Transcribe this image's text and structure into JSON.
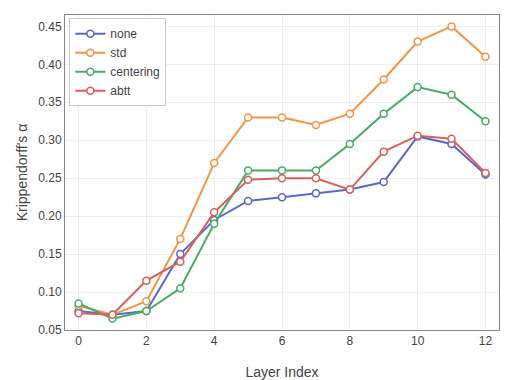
{
  "chart_data": {
    "type": "line",
    "x": [
      0,
      1,
      2,
      3,
      4,
      5,
      6,
      7,
      8,
      9,
      10,
      11,
      12
    ],
    "series": [
      {
        "name": "none",
        "color": "#5b6abf",
        "values": [
          0.075,
          0.07,
          0.075,
          0.15,
          0.195,
          0.22,
          0.225,
          0.23,
          0.235,
          0.245,
          0.305,
          0.295,
          0.255
        ]
      },
      {
        "name": "std",
        "color": "#f0954a",
        "values": [
          0.082,
          0.07,
          0.088,
          0.17,
          0.27,
          0.33,
          0.33,
          0.32,
          0.335,
          0.38,
          0.43,
          0.45,
          0.41
        ]
      },
      {
        "name": "centering",
        "color": "#4aaa66",
        "values": [
          0.085,
          0.065,
          0.075,
          0.105,
          0.19,
          0.26,
          0.26,
          0.26,
          0.295,
          0.335,
          0.37,
          0.36,
          0.325
        ]
      },
      {
        "name": "abtt",
        "color": "#d95f5f",
        "values": [
          0.072,
          0.07,
          0.115,
          0.14,
          0.205,
          0.248,
          0.25,
          0.25,
          0.235,
          0.285,
          0.306,
          0.302,
          0.257
        ]
      }
    ],
    "x_label": "Layer Index",
    "y_label": "Krippendorff's α",
    "xlim": [
      -0.4,
      12.4
    ],
    "ylim": [
      0.05,
      0.465
    ],
    "xticks": [
      0,
      2,
      4,
      6,
      8,
      10,
      12
    ],
    "yticks": [
      0.05,
      {
        "value": 0.1,
        "label": "0.10"
      },
      0.15,
      {
        "value": 0.2,
        "label": "0.20"
      },
      0.25,
      {
        "value": 0.3,
        "label": "0.30"
      },
      0.35,
      {
        "value": 0.4,
        "label": "0.40"
      },
      0.45
    ],
    "marker": "circle",
    "grid": true,
    "legend": "upper left"
  }
}
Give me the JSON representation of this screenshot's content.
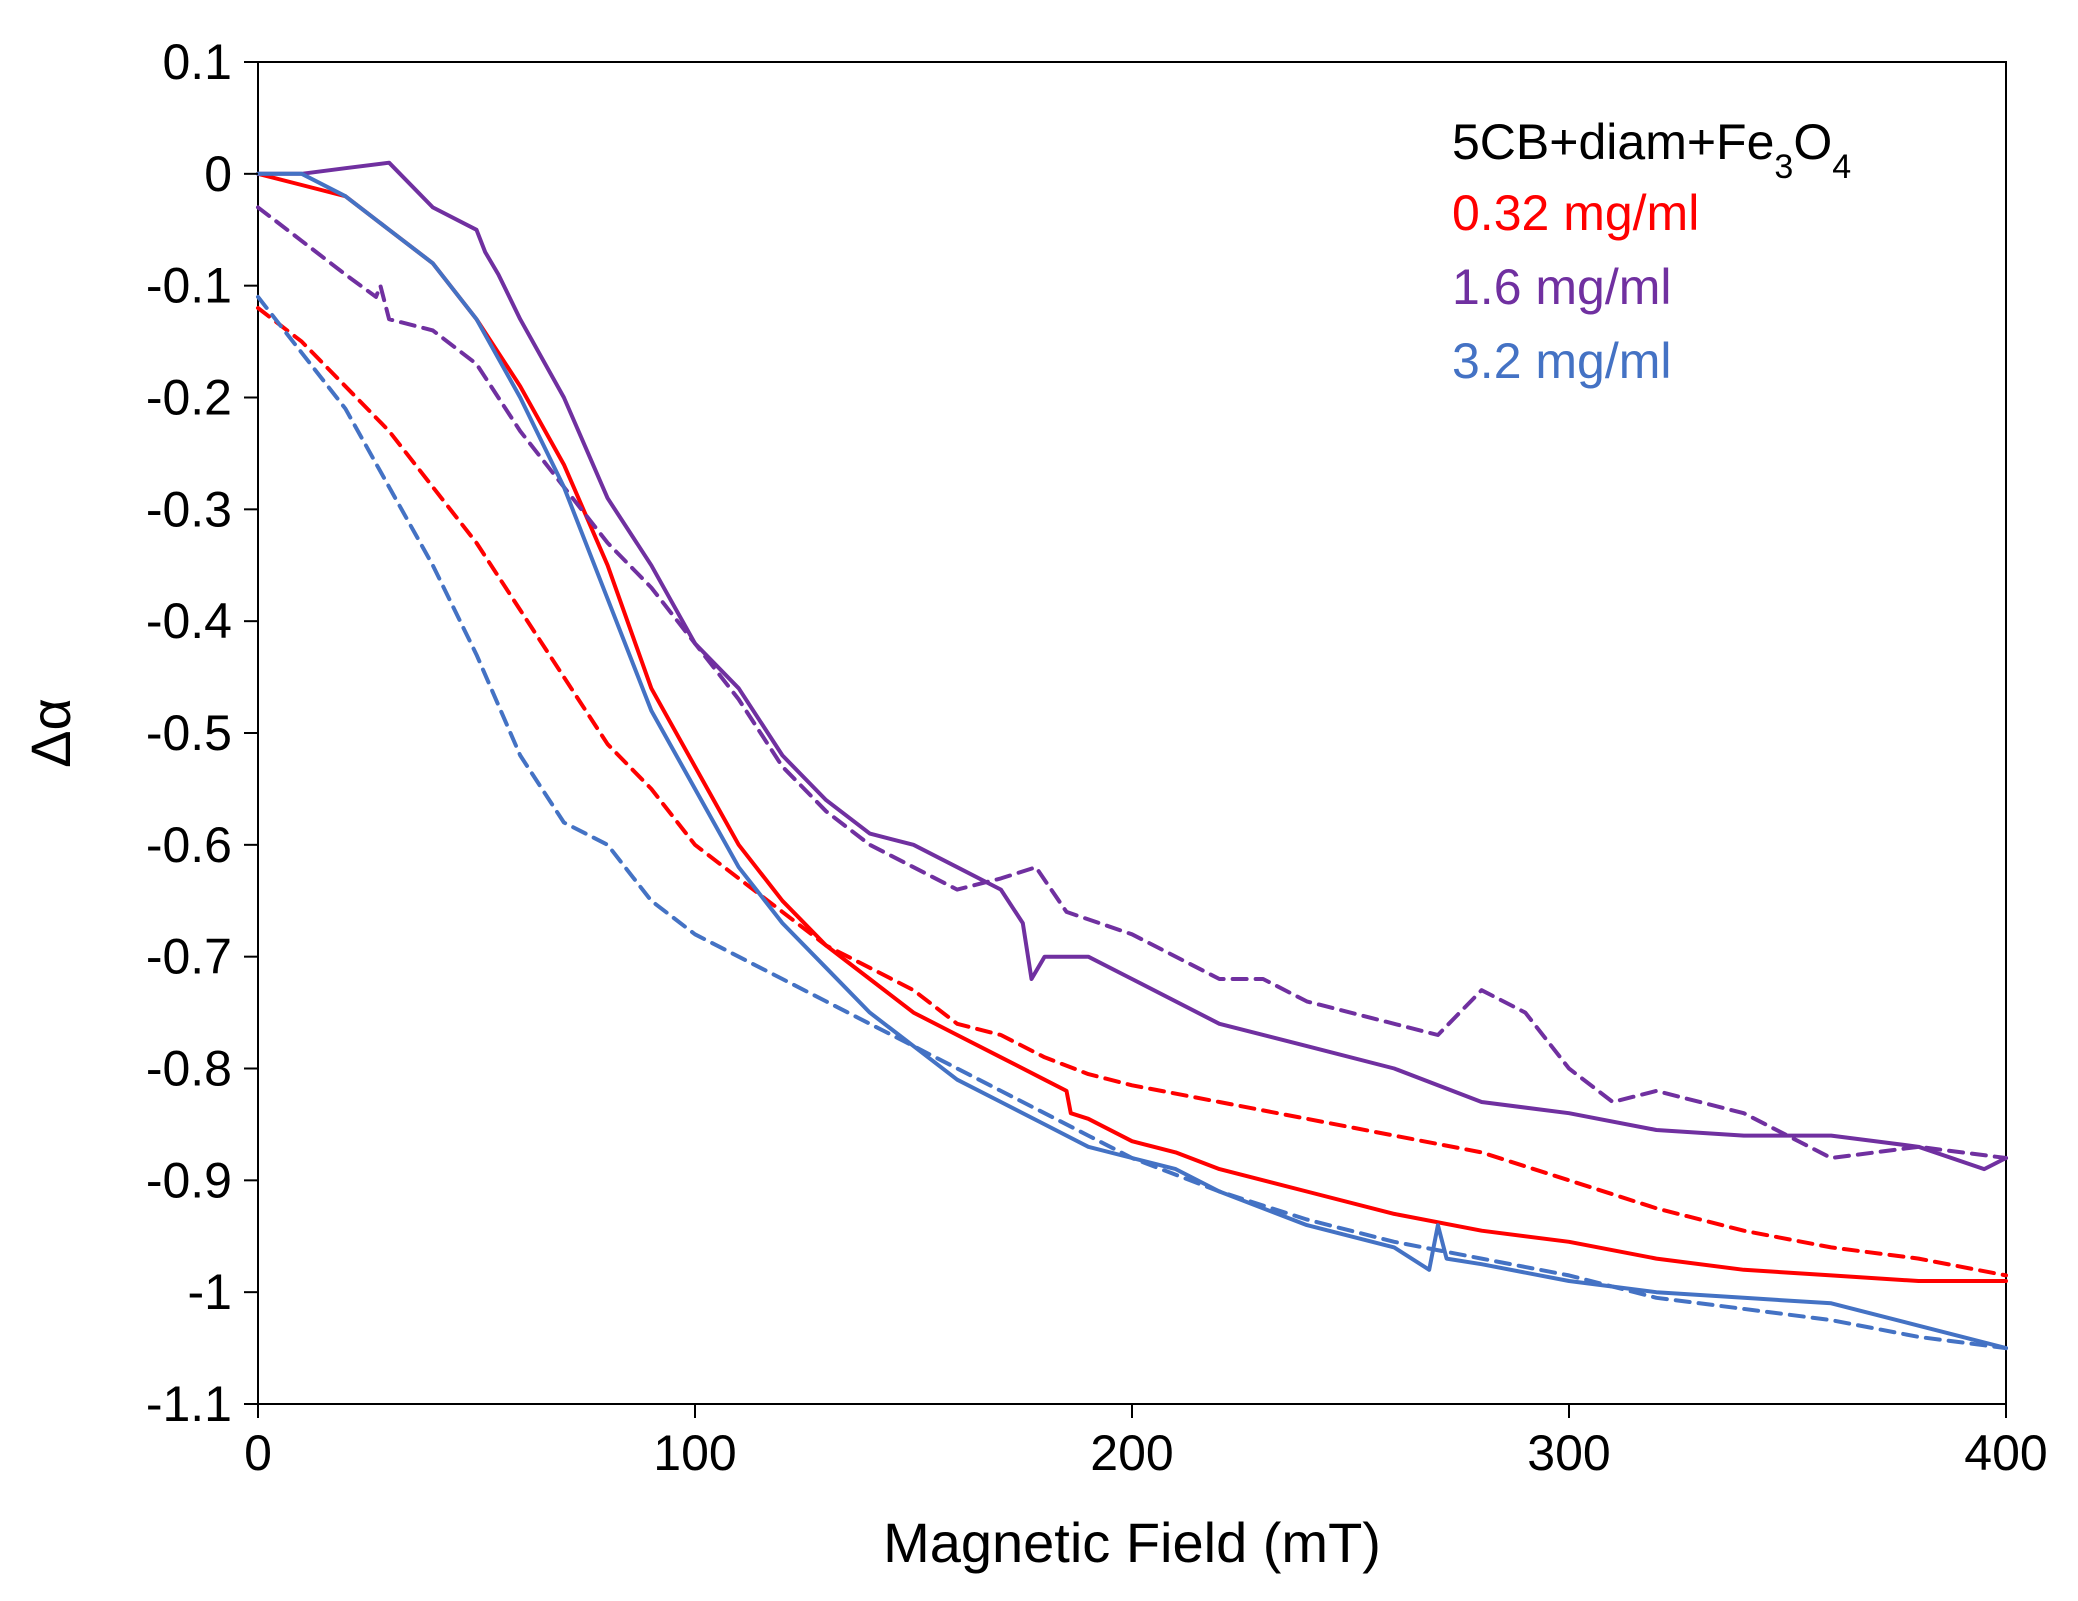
{
  "chart_data": {
    "type": "line",
    "xlabel": "Magnetic Field (mT)",
    "ylabel": "Δα",
    "xlim": [
      0,
      400
    ],
    "ylim": [
      -1.1,
      0.1
    ],
    "x_ticks": [
      "0",
      "100",
      "200",
      "300",
      "400"
    ],
    "y_ticks": [
      "0.1",
      "0",
      "-0.1",
      "-0.2",
      "-0.3",
      "-0.4",
      "-0.5",
      "-0.6",
      "-0.7",
      "-0.8",
      "-0.9",
      "-1",
      "-1.1"
    ],
    "grid": false,
    "legend_position": "top-right",
    "legend": {
      "heading_parts": [
        {
          "text": "5CB+diam+Fe",
          "sub": false
        },
        {
          "text": "3",
          "sub": true
        },
        {
          "text": "O",
          "sub": false
        },
        {
          "text": "4",
          "sub": true
        }
      ],
      "entries": [
        {
          "label": "0.32 mg/ml",
          "color": "#ff0000"
        },
        {
          "label": "1.6 mg/ml",
          "color": "#7030a0"
        },
        {
          "label": "3.2 mg/ml",
          "color": "#4472c4"
        }
      ]
    },
    "series": [
      {
        "color": "#ff0000",
        "dash": false,
        "x": [
          0,
          10,
          20,
          30,
          40,
          50,
          60,
          70,
          80,
          90,
          100,
          110,
          120,
          130,
          140,
          150,
          160,
          170,
          180,
          185,
          186,
          190,
          200,
          210,
          220,
          240,
          260,
          280,
          300,
          320,
          340,
          360,
          380,
          400
        ],
        "y": [
          0.0,
          -0.01,
          -0.02,
          -0.05,
          -0.08,
          -0.13,
          -0.19,
          -0.26,
          -0.35,
          -0.46,
          -0.53,
          -0.6,
          -0.65,
          -0.69,
          -0.72,
          -0.75,
          -0.77,
          -0.79,
          -0.81,
          -0.82,
          -0.84,
          -0.845,
          -0.865,
          -0.875,
          -0.89,
          -0.91,
          -0.93,
          -0.945,
          -0.955,
          -0.97,
          -0.98,
          -0.985,
          -0.99,
          -0.99
        ]
      },
      {
        "color": "#ff0000",
        "dash": true,
        "x": [
          0,
          10,
          20,
          30,
          40,
          50,
          60,
          70,
          80,
          90,
          100,
          110,
          120,
          130,
          140,
          150,
          160,
          170,
          180,
          190,
          200,
          220,
          240,
          260,
          280,
          300,
          320,
          340,
          360,
          380,
          400
        ],
        "y": [
          -0.12,
          -0.15,
          -0.19,
          -0.23,
          -0.28,
          -0.33,
          -0.39,
          -0.45,
          -0.51,
          -0.55,
          -0.6,
          -0.63,
          -0.66,
          -0.69,
          -0.71,
          -0.73,
          -0.76,
          -0.77,
          -0.79,
          -0.805,
          -0.815,
          -0.83,
          -0.845,
          -0.86,
          -0.875,
          -0.9,
          -0.925,
          -0.945,
          -0.96,
          -0.97,
          -0.985
        ]
      },
      {
        "color": "#7030a0",
        "dash": false,
        "x": [
          0,
          10,
          20,
          30,
          40,
          50,
          52,
          55,
          60,
          70,
          80,
          90,
          100,
          110,
          120,
          130,
          140,
          150,
          160,
          170,
          175,
          177,
          180,
          190,
          200,
          220,
          240,
          260,
          280,
          300,
          320,
          340,
          360,
          380,
          395,
          400
        ],
        "y": [
          0.0,
          0.0,
          0.005,
          0.01,
          -0.03,
          -0.05,
          -0.07,
          -0.09,
          -0.13,
          -0.2,
          -0.29,
          -0.35,
          -0.42,
          -0.46,
          -0.52,
          -0.56,
          -0.59,
          -0.6,
          -0.62,
          -0.64,
          -0.67,
          -0.72,
          -0.7,
          -0.7,
          -0.72,
          -0.76,
          -0.78,
          -0.8,
          -0.83,
          -0.84,
          -0.855,
          -0.86,
          -0.86,
          -0.87,
          -0.89,
          -0.88
        ]
      },
      {
        "color": "#7030a0",
        "dash": true,
        "x": [
          0,
          10,
          20,
          27,
          28,
          30,
          40,
          50,
          60,
          70,
          80,
          90,
          100,
          110,
          120,
          130,
          140,
          150,
          160,
          170,
          178,
          185,
          200,
          220,
          230,
          240,
          260,
          270,
          280,
          290,
          300,
          310,
          320,
          340,
          360,
          380,
          400
        ],
        "y": [
          -0.03,
          -0.06,
          -0.09,
          -0.11,
          -0.1,
          -0.13,
          -0.14,
          -0.17,
          -0.23,
          -0.28,
          -0.33,
          -0.37,
          -0.42,
          -0.47,
          -0.53,
          -0.57,
          -0.6,
          -0.62,
          -0.64,
          -0.63,
          -0.62,
          -0.66,
          -0.68,
          -0.72,
          -0.72,
          -0.74,
          -0.76,
          -0.77,
          -0.73,
          -0.75,
          -0.8,
          -0.83,
          -0.82,
          -0.84,
          -0.88,
          -0.87,
          -0.88
        ]
      },
      {
        "color": "#4472c4",
        "dash": false,
        "x": [
          0,
          10,
          20,
          30,
          40,
          50,
          60,
          70,
          80,
          90,
          100,
          110,
          120,
          130,
          140,
          150,
          160,
          170,
          180,
          190,
          200,
          210,
          220,
          240,
          260,
          268,
          270,
          272,
          280,
          300,
          320,
          340,
          360,
          380,
          400
        ],
        "y": [
          0.0,
          0.0,
          -0.02,
          -0.05,
          -0.08,
          -0.13,
          -0.2,
          -0.28,
          -0.38,
          -0.48,
          -0.55,
          -0.62,
          -0.67,
          -0.71,
          -0.75,
          -0.78,
          -0.81,
          -0.83,
          -0.85,
          -0.87,
          -0.88,
          -0.89,
          -0.91,
          -0.94,
          -0.96,
          -0.98,
          -0.94,
          -0.97,
          -0.975,
          -0.99,
          -1.0,
          -1.005,
          -1.01,
          -1.03,
          -1.05
        ]
      },
      {
        "color": "#4472c4",
        "dash": true,
        "x": [
          0,
          10,
          20,
          30,
          40,
          50,
          60,
          70,
          80,
          90,
          100,
          110,
          120,
          130,
          140,
          150,
          160,
          170,
          180,
          190,
          200,
          220,
          240,
          260,
          280,
          300,
          320,
          340,
          360,
          380,
          400
        ],
        "y": [
          -0.11,
          -0.16,
          -0.21,
          -0.28,
          -0.35,
          -0.43,
          -0.52,
          -0.58,
          -0.6,
          -0.65,
          -0.68,
          -0.7,
          -0.72,
          -0.74,
          -0.76,
          -0.78,
          -0.8,
          -0.82,
          -0.84,
          -0.86,
          -0.88,
          -0.91,
          -0.935,
          -0.955,
          -0.97,
          -0.985,
          -1.005,
          -1.015,
          -1.025,
          -1.04,
          -1.05
        ]
      }
    ]
  }
}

**The task:** How many lines of the records contain the string "text"? Respond with the number alone.

**Solution for this task:** 5